• [Data entries]:

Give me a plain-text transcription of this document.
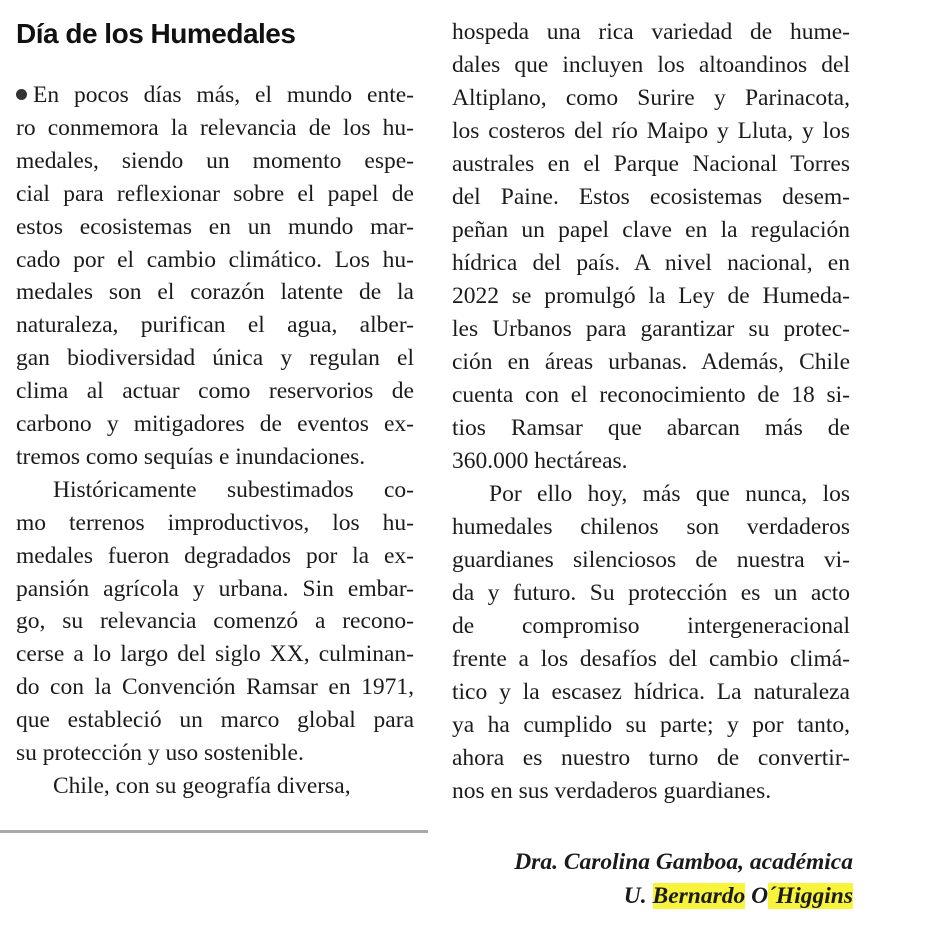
Día de los Humedales
En pocos días más, el mundo ente-
ro conmemora la relevancia de los hu-
medales, siendo un momento espe-
cial para reflexionar sobre el papel de
estos ecosistemas en un mundo mar-
cado por el cambio climático. Los hu-
medales son el corazón latente de la
naturaleza, purifican el agua, alber-
gan biodiversidad única y regulan el
clima al actuar como reservorios de
carbono y mitigadores de eventos ex-
tremos como sequías e inundaciones.
Históricamente subestimados co-
mo terrenos improductivos, los hu-
medales fueron degradados por la ex-
pansión agrícola y urbana. Sin embar-
go, su relevancia comenzó a recono-
cerse a lo largo del siglo XX, culminan-
do con la Convención Ramsar en 1971,
que estableció un marco global para
su protección y uso sostenible.
Chile, con su geografía diversa,
hospeda una rica variedad de hume-
dales que incluyen los altoandinos del
Altiplano, como Surire y Parinacota,
los costeros del río Maipo y Lluta, y los
australes en el Parque Nacional Torres
del Paine. Estos ecosistemas desem-
peñan un papel clave en la regulación
hídrica del país. A nivel nacional, en
2022 se promulgó la Ley de Humeda-
les Urbanos para garantizar su protec-
ción en áreas urbanas. Además, Chile
cuenta con el reconocimiento de 18 si-
tios Ramsar que abarcan más de
360.000 hectáreas.
Por ello hoy, más que nunca, los
humedales chilenos son verdaderos
guardianes silenciosos de nuestra vi-
da y futuro. Su protección es un acto
de compromiso intergeneracional
frente a los desafíos del cambio climá-
tico y la escasez hídrica. La naturaleza
ya ha cumplido su parte; y por tanto,
ahora es nuestro turno de convertir-
nos en sus verdaderos guardianes.
Dra. Carolina Gamboa, académica
U. Bernardo O´Higgins
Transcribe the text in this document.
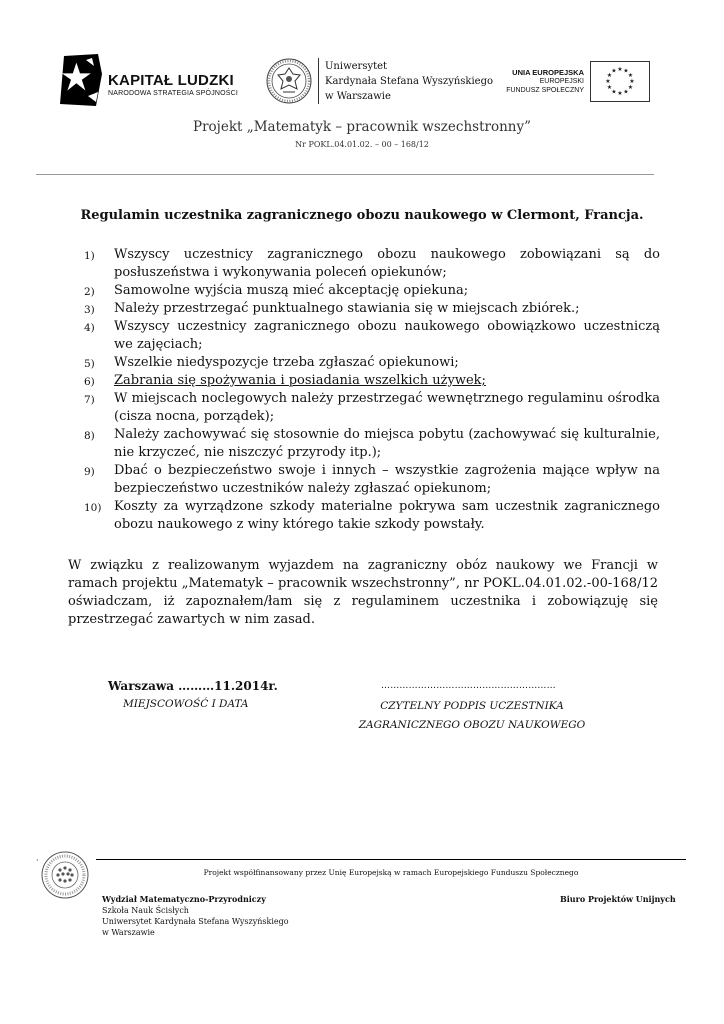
KAPITAŁ LUDZKI
NARODOWA STRATEGIA SPÓJNOŚCI
Uniwersytet
Kardynała Stefana Wyszyńskiego
w Warszawie
UNIA EUROPEJSKA
EUROPEJSKI
FUNDUSZ SPOŁECZNY
★ ★
★
★
★
★
★
★
★
★
★
★
Projekt „Matematyk – pracownik wszechstronny”
Nr POKL.04.01.02. – 00 – 168/12
Regulamin uczestnika zagranicznego obozu naukowego w Clermont, Francja.
1)	Wszyscy uczestnicy zagranicznego obozu naukowego zobowiązani są do posłuszeństwa i wykonywania poleceń opiekunów;
2)	Samowolne wyjścia muszą mieć akceptację opiekuna;
3)	Należy przestrzegać punktualnego stawiania się w miejscach zbiórek.;
4)	Wszyscy uczestnicy zagranicznego obozu naukowego obowiązkowo uczestniczą we zajęciach;
5)	Wszelkie niedyspozycje trzeba zgłaszać opiekunowi;
6)	Zabrania się spożywania i posiadania wszelkich używek;
7)	W miejscach noclegowych należy przestrzegać wewnętrznego regulaminu ośrodka (cisza nocna, porządek);
8)	Należy zachowywać się stosownie do miejsca pobytu (zachowywać się kulturalnie, nie krzyczeć, nie niszczyć przyrody itp.);
9)	Dbać o bezpieczeństwo swoje i innych – wszystkie zagrożenia mające wpływ na bezpieczeństwo uczestników należy zgłaszać opiekunom;
10) Koszty za wyrządzone szkody materialne pokrywa sam uczestnik zagranicznego obozu naukowego z winy którego takie szkody powstały.
W związku z realizowanym wyjazdem na zagraniczny obóz naukowy we Francji w ramach projektu „Matematyk – pracownik wszechstronny”, nr POKL.04.01.02.-00-168/12 oświadczam, iż zapoznałem/łam się z regulaminem uczestnika i zobowiązuję się przestrzegać zawartych w nim zasad.
Warszawa ………11.2014r.
MIEJSCOWOŚĆ I DATA
…………………………………………………
CZYTELNY PODPIS UCZESTNIKA
ZAGRANICZNEGO OBOZU NAUKOWEGO
·
Projekt współfinansowany przez Unię Europejską w ramach Europejskiego Funduszu Społecznego
Wydział Matematyczno-Przyrodniczy
Szkoła Nauk Ścisłych
Uniwersytet Kardynała Stefana Wyszyńskiego
w Warszawie
Biuro Projektów Unijnych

• [Your objective]:
Images must not appear in the copy; reproduce everything else in the records verbatim.

• [Problem solution]:
Give me a plain-text transcription of this document.
Día de los Humedales
En pocos días más, el mundo ente-
ro conmemora la relevancia de los hu-
medales, siendo un momento espe-
cial para reflexionar sobre el papel de
estos ecosistemas en un mundo mar-
cado por el cambio climático. Los hu-
medales son el corazón latente de la
naturaleza, purifican el agua, alber-
gan biodiversidad única y regulan el
clima al actuar como reservorios de
carbono y mitigadores de eventos ex-
tremos como sequías e inundaciones.
Históricamente subestimados co-
mo terrenos improductivos, los hu-
medales fueron degradados por la ex-
pansión agrícola y urbana. Sin embar-
go, su relevancia comenzó a recono-
cerse a lo largo del siglo XX, culminan-
do con la Convención Ramsar en 1971,
que estableció un marco global para
su protección y uso sostenible.
Chile, con su geografía diversa,
hospeda una rica variedad de hume-
dales que incluyen los altoandinos del
Altiplano, como Surire y Parinacota,
los costeros del río Maipo y Lluta, y los
australes en el Parque Nacional Torres
del Paine. Estos ecosistemas desem-
peñan un papel clave en la regulación
hídrica del país. A nivel nacional, en
2022 se promulgó la Ley de Humeda-
les Urbanos para garantizar su protec-
ción en áreas urbanas. Además, Chile
cuenta con el reconocimiento de 18 si-
tios Ramsar que abarcan más de
360.000 hectáreas.
Por ello hoy, más que nunca, los
humedales chilenos son verdaderos
guardianes silenciosos de nuestra vi-
da y futuro. Su protección es un acto
de compromiso intergeneracional
frente a los desafíos del cambio climá-
tico y la escasez hídrica. La naturaleza
ya ha cumplido su parte; y por tanto,
ahora es nuestro turno de convertir-
nos en sus verdaderos guardianes.
Dra. Carolina Gamboa, académica
U. Bernardo O´Higgins
Transcribe the text in this document.
KAPITAŁ LUDZKI
NARODOWA STRATEGIA SPÓJNOŚCI
Uniwersytet
Kardynała Stefana Wyszyńskiego
w Warszawie
UNIA EUROPEJSKA
EUROPEJSKI
FUNDUSZ SPOŁECZNY
★ ★
★
★
★
★
★
★
★
★
★
★
Projekt „Matematyk – pracownik wszechstronny”
Nr POKL.04.01.02. – 00 – 168/12
Regulamin uczestnika zagranicznego obozu naukowego w Clermont, Francja.
1)	Wszyscy uczestnicy zagranicznego obozu naukowego zobowiązani są do posłuszeństwa i wykonywania poleceń opiekunów;
2)	Samowolne wyjścia muszą mieć akceptację opiekuna;
3)	Należy przestrzegać punktualnego stawiania się w miejscach zbiórek.;
4)	Wszyscy uczestnicy zagranicznego obozu naukowego obowiązkowo uczestniczą we zajęciach;
5)	Wszelkie niedyspozycje trzeba zgłaszać opiekunowi;
6)	Zabrania się spożywania i posiadania wszelkich używek;
7)	W miejscach noclegowych należy przestrzegać wewnętrznego regulaminu ośrodka (cisza nocna, porządek);
8)	Należy zachowywać się stosownie do miejsca pobytu (zachowywać się kulturalnie, nie krzyczeć, nie niszczyć przyrody itp.);
9)	Dbać o bezpieczeństwo swoje i innych – wszystkie zagrożenia mające wpływ na bezpieczeństwo uczestników należy zgłaszać opiekunom;
10) Koszty za wyrządzone szkody materialne pokrywa sam uczestnik zagranicznego obozu naukowego z winy którego takie szkody powstały.
W związku z realizowanym wyjazdem na zagraniczny obóz naukowy we Francji w ramach projektu „Matematyk – pracownik wszechstronny”, nr POKL.04.01.02.-00-168/12 oświadczam, iż zapoznałem/łam się z regulaminem uczestnika i zobowiązuję się przestrzegać zawartych w nim zasad.
Warszawa ………11.2014r.
MIEJSCOWOŚĆ I DATA
…………………………………………………
CZYTELNY PODPIS UCZESTNIKA
ZAGRANICZNEGO OBOZU NAUKOWEGO
·
Projekt współfinansowany przez Unię Europejską w ramach Europejskiego Funduszu Społecznego
Wydział Matematyczno-Przyrodniczy
Szkoła Nauk Ścisłych
Uniwersytet Kardynała Stefana Wyszyńskiego
w Warszawie
Biuro Projektów Unijnych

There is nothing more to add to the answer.